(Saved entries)
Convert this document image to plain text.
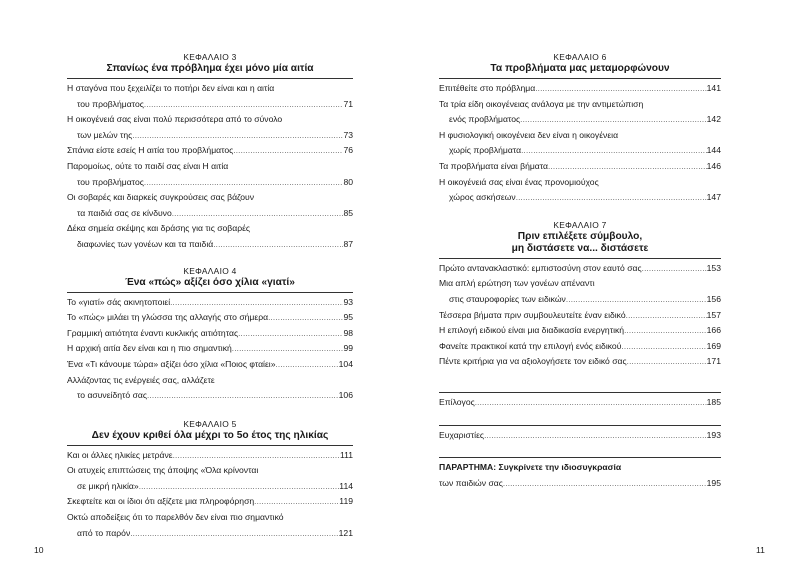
ΚΕΦΑΛΑΙΟ 3
Σπανίως ένα πρόβλημα έχει μόνο μία αιτία
Η σταγόνα που ξεχειλίζει το ποτήρι δεν είναι και η αιτία
του προβλήματος .....	71
Η οικογένειά σας είναι πολύ περισσότερα από το σύνολο
των μελών της .....	73
Σπάνια είστε εσείς Η αιτία του προβλήματος .....	76
Παρομοίως, ούτε το παιδί σας είναι Η αιτία
του προβλήματος .....	80
Οι σοβαρές και διαρκείς συγκρούσεις σας βάζουν
τα παιδιά σας σε κίνδυνο .....	85
Δέκα σημεία σκέψης και δράσης για τις σοβαρές
διαφωνίες των γονέων και τα παιδιά .....	87
ΚΕΦΑΛΑΙΟ 4
Ένα «πώς» αξίζει όσο χίλια «γιατί»
Το «γιατί» σάς ακινητοποιεί .....	93
Το «πώς» μιλάει τη γλώσσα της αλλαγής στο σήμερα .....	95
Γραμμική αιτιότητα έναντι κυκλικής αιτιότητας .....	98
Η αρχική αιτία δεν είναι και η πιο σημαντική .....	99
Ένα «Τι κάνουμε τώρα» αξίζει όσο χίλια «Ποιος φταίει» .....	104
Αλλάζοντας τις ενέργειές σας, αλλάζετε
το ασυνείδητό σας .....	106
ΚΕΦΑΛΑΙΟ 5
Δεν έχουν κριθεί όλα μέχρι το 5ο έτος της ηλικίας
Και οι άλλες ηλικίες μετράνε .....	111
Οι ατυχείς επιπτώσεις της άποψης «Όλα κρίνονται
σε μικρή ηλικία» .....	114
Σκεφτείτε και οι ίδιοι ότι αξίζετε μια πληροφόρηση .....	119
Οκτώ αποδείξεις ότι το παρελθόν δεν είναι πιο σημαντικό
από το παρόν .....	121
10
ΚΕΦΑΛΑΙΟ 6
Τα προβλήματα μας μεταμορφώνουν
Επιτέθείτε στο πρόβλημα .....	141
Τα τρία είδη οικογένειας ανάλογα με την αντιμετώπιση
ενός προβλήματος .....	142
Η φυσιολογική οικογένεια δεν είναι η οικογένεια
χωρίς προβλήματα .....	144
Τα προβλήματα είναι βήματα .....	146
Η οικογένειά σας είναι ένας προνομιούχος
χώρος ασκήσεων .....	147
ΚΕΦΑΛΑΙΟ 7
Πριν επιλέξετε σύμβουλο,
μη διστάσετε να... διστάσετε
Πρώτο αντανακλαστικό: εμπιστοσύνη στον εαυτό σας .....	153
Μια απλή ερώτηση των γονέων απέναντι
στις σταυροφορίες των ειδικών .....	156
Τέσσερα βήματα πριν συμβουλευτείτε έναν ειδικό .....	157
Η επιλογή ειδικού είναι μια διαδικασία ενεργητική .....	166
Φανείτε πρακτικοί κατά την επιλογή ενός ειδικού .....	169
Πέντε κριτήρια για να αξιολογήσετε τον ειδικό σας .....	171
Επίλογος .....	185
Ευχαριστίες .....	193
ΠΑΡΑΡΤΗΜΑ: Συγκρίνετε την ιδιοσυγκρασία
των παιδιών σας .....	195
11
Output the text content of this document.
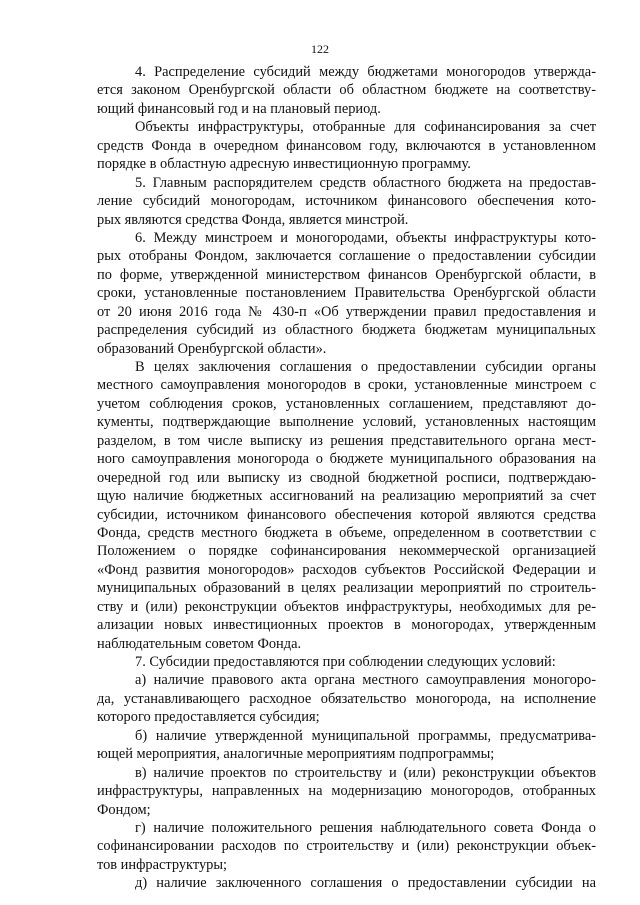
122
4. Распределение субсидий между бюджетами моногородов утвержда-
ется законом Оренбургской области об областном бюджете на соответству-
ющий финансовый год и на плановый период.
Объекты инфраструктуры, отобранные для софинансирования за счет
средств Фонда в очередном финансовом году, включаются в установленном
порядке в областную адресную инвестиционную программу.
5. Главным распорядителем средств областного бюджета на предостав-
ление субсидий моногородам, источником финансового обеспечения кото-
рых являются средства Фонда, является минстрой.
6. Между минстроем и моногородами, объекты инфраструктуры кото-
рых отобраны Фондом, заключается соглашение о предоставлении субсидии
по форме, утвержденной министерством финансов Оренбургской области, в
сроки, установленные постановлением Правительства Оренбургской области
от 20 июня 2016 года № 430-п «Об утверждении правил предоставления и
распределения субсидий из областного бюджета бюджетам муниципальных
образований Оренбургской области».
В целях заключения соглашения о предоставлении субсидии органы
местного самоуправления моногородов в сроки, установленные минстроем с
учетом соблюдения сроков, установленных соглашением, представляют до-
кументы, подтверждающие выполнение условий, установленных настоящим
разделом, в том числе выписку из решения представительного органа мест-
ного самоуправления моногорода о бюджете муниципального образования на
очередной год или выписку из сводной бюджетной росписи, подтверждаю-
щую наличие бюджетных ассигнований на реализацию мероприятий за счет
субсидии, источником финансового обеспечения которой являются средства
Фонда, средств местного бюджета в объеме, определенном в соответствии с
Положением о порядке софинансирования некоммерческой организацией
«Фонд развития моногородов» расходов субъектов Российской Федерации и
муниципальных образований в целях реализации мероприятий по строитель-
ству и (или) реконструкции объектов инфраструктуры, необходимых для ре-
ализации новых инвестиционных проектов в моногородах, утвержденным
наблюдательным советом Фонда.
7. Субсидии предоставляются при соблюдении следующих условий:
а) наличие правового акта органа местного самоуправления моногоро-
да, устанавливающего расходное обязательство моногорода, на исполнение
которого предоставляется субсидия;
б) наличие утвержденной муниципальной программы, предусматрива-
ющей мероприятия, аналогичные мероприятиям подпрограммы;
в) наличие проектов по строительству и (или) реконструкции объектов
инфраструктуры, направленных на модернизацию моногородов, отобранных
Фондом;
г) наличие положительного решения наблюдательного совета Фонда о
софинансировании расходов по строительству и (или) реконструкции объек-
тов инфраструктуры;
д) наличие заключенного соглашения о предоставлении субсидии на
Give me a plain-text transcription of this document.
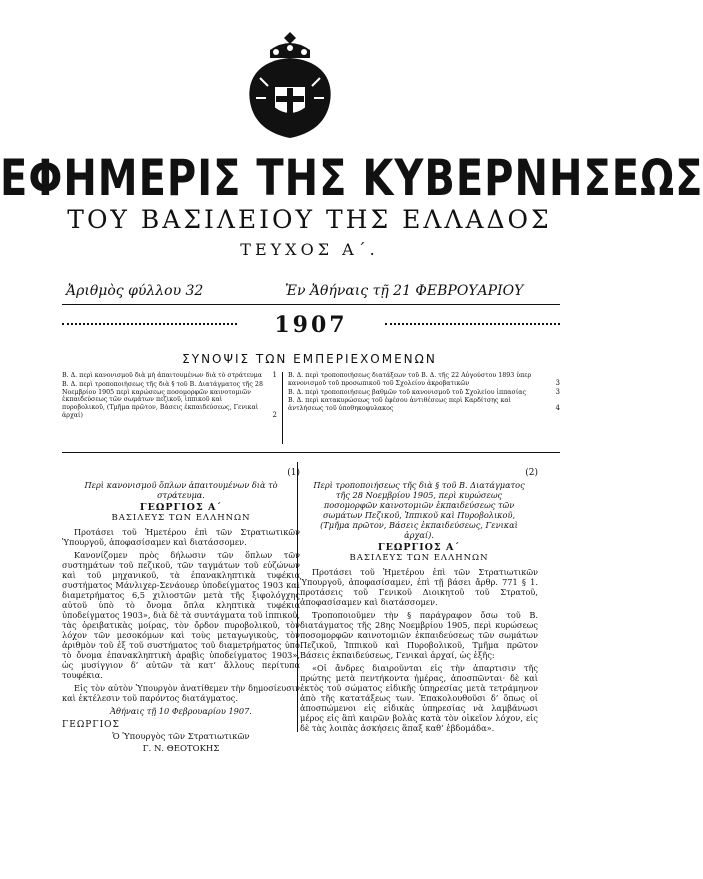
ΕΦΗΜΕΡΙΣ ΤΗΣ ΚΥΒΕΡΝΗΣΕΩΣ
ΤΟΥ ΒΑΣΙΛΕΙΟΥ ΤΗΣ ΕΛΛΑΔΟΣ
ΤΕΥΧΟΣ Α΄.
Ἀριθμὸς φύλλου 32	Ἐν Ἀθήναις τῇ 21 ΦΕΒΡΟΥΑΡΙΟΥ
1907
ΣΥΝΟΨΙΣ ΤΩΝ ΕΜΠΕΡΙΕΧΟΜΕΝΩΝ
Β. Δ. περὶ κανονισμοῦ διὰ μὴ ἀπαιτουμένων διὰ τὸ στράτευμα 1
Β. Δ. περὶ τροποποιήσεως τῆς διὰ § τοῦ Β. Διατάγματος τῆς 28 Νοεμβρίου 1905 περὶ καρώσεως ποσομορφῶν καινοτομιῶν ἐκπαιδεύσεως τῶν σωμάτων πεζικοῦ, ἱππικοῦ καὶ πυροβολικοῦ, (Τμῆμα πρῶτον, Βάσεις ἐκπαιδεύσεως, Γενικαὶ ἀρχαί)	2
Β. Δ. περὶ τροποποιήσεως διατάξεων τοῦ Β. Δ. τῆς 22 Αὐγούστου 1893 ὑπερ κανονισμοῦ τοῦ προσωπικοῦ τοῦ Σχολείου ἀκροβατικῶν	3
Β. Δ. περὶ τροποποιήσεως βαθμῶν τοῦ κανονισμοῦ τοῦ Σχολείου ἱππασίας	3
Β. Δ. περὶ κατακυρώσεως τοῦ ἐφέσου ἀντιθέσεως περὶ Καρδίτσης καὶ ἀντλήσεως τοῦ ὑποθηκοφυλακος	4
(1)
Περὶ κανονισμοῦ ὅπλων ἀπαιτουμένων διὰ τὸ στράτευμα.
ΓΕΩΡΓΙΟΣ Α΄
ΒΑΣΙΛΕΥΣ ΤΩΝ ΕΛΛΗΝΩΝ

Προτάσει τοῦ Ἡμετέρου ἐπὶ τῶν Στρατιωτικῶν Ὑπουργοῦ, ἀποφασίσαμεν καὶ διατάσσομεν.

Κανονίζομεν πρὸς δήλωσιν τῶν ὅπλων τῶν συστημάτων τοῦ πεζικοῦ, τῶν ταγμάτων τοῦ εὐζώνων καὶ τοῦ μηχανικοῦ, τὰ ἐπανακληπτικὰ τυφέκια συστήματος Μάνλιχερ-Σενάουερ ὑποδείγματος 1903 καὶ διαμετρήματος 6,5 χιλιοστῶν μετὰ τῆς ξιφολόγχης αὐτοῦ ὑπὸ τὸ ὄνομα ὅπλα κληπτικὰ τυφέκια ὑποδείγματος 1903», διὰ δὲ τὰ συντάγματα τοῦ ἱππικοῦ, τὰς ὀρειβατικὰς μοίρας, τὸν ὄρδον πυροβολικοῦ, τὸν λόχον τῶν μεσοκόμων καὶ τοὺς μεταγωγικοὺς, τὸν ἀριθμὸν τοῦ ἐξ τοῦ συστήματος τοῦ διαμετρήματος ὑπὸ τὸ ὄνομα ἐπανακληπτικὴ ἀραβὶς ὑποδείγματος 1903», ὡς μυσίγγιον δ’ αὐτῶν τὰ κατ’ ἄλλους περίτυπα τουφέκια.

Εἰς τὸν αὐτὸν Ὑπουργὸν ἀνατίθεμεν τὴν δημοσίευσιν καὶ ἐκτέλεσιν τοῦ παρόντος διατάγματος.

Ἀθήναις τῇ 10 Φεβρουαρίου 1907.
ΓΕΩΡΓΙΟΣ
Ὁ Ὑπουργὸς τῶν Στρατιωτικῶν
Γ. Ν. ΘΕΟΤΟΚΗΣ
(2)
Περὶ τροποποιήσεως τῆς διὰ § τοῦ Β. Διατάγματος τῆς 28 Νοεμβρίου 1905, περὶ κυρώσεως ποσομορφῶν καινοτομιῶν ἐκπαιδεύσεως τῶν σωμάτων Πεζικοῦ, Ἱππικοῦ καὶ Πυροβολικοῦ, (Τμῆμα πρῶτον, Βάσεις ἐκπαιδεύσεως, Γενικαὶ ἀρχαί).
ΓΕΩΡΓΙΟΣ Α΄
ΒΑΣΙΛΕΥΣ ΤΩΝ ΕΛΛΗΝΩΝ

Προτάσει τοῦ Ἡμετέρου ἐπὶ τῶν Στρατιωτικῶν Ὑπουργοῦ, ἀποφασίσαμεν, ἐπὶ τῇ βάσει ἄρθρ. 771 § 1. προτάσεις τοῦ Γενικοῦ Διοικητοῦ τοῦ Στρατοῦ, ἀποφασίσαμεν καὶ διατάσσομεν.

Τροποποιοῦμεν τὴν § παράγραφον ὅσω τοῦ Β. διατάγματος τῆς 28ης Νοεμβρίου 1905, περὶ κυρώσεως ποσομορφῶν καινοτομιῶν ἐκπαιδεύσεως τῶν σωμάτων Πεζικοῦ, Ἱππικοῦ καὶ Πυροβολικοῦ, Τμῆμα πρῶτον Βάσεις ἐκπαιδεύσεως, Γενικαὶ ἀρχαί, ὡς ἑξῆς:

«Οἱ ἄνδρες διαιροῦνται εἰς τὴν ἀπαρτισιν τῆς πρώτης μετὰ πεντήκοντα ἡμέρας, ἀποσπῶνται· δὲ καὶ ἐκτὸς τοῦ σώματος εἰδικῆς ὑπηρεσίας μετὰ τετράμηνον ἀπὸ τῆς κατατάξεως των. Ἐπακολουθοῦσι δ’ ὅπως οἱ ἀποσπώμενοι εἰς εἰδικὰς ὑπηρεσίας νὰ λαμβάνωσι μέρος εἰς ἃπὶ καιρῶν βολὰς κατὰ τὸν οἰκεῖον λόχον, εἰς δὲ τὰς λοιπὰς ἀσκήσεις ἅπαξ καθ’ ἑβδομάδα».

__AIM OF THE TASK__
Using the entries above, return each line that includes the word "αξίζει".

__CORRECT ANSWER__
Ένα «πώς» αξίζει όσο χίλια «γιατί»
Ένα «Τι κάνουμε τώρα» αξίζει όσο χίλια «Ποιος φταίει» .....	104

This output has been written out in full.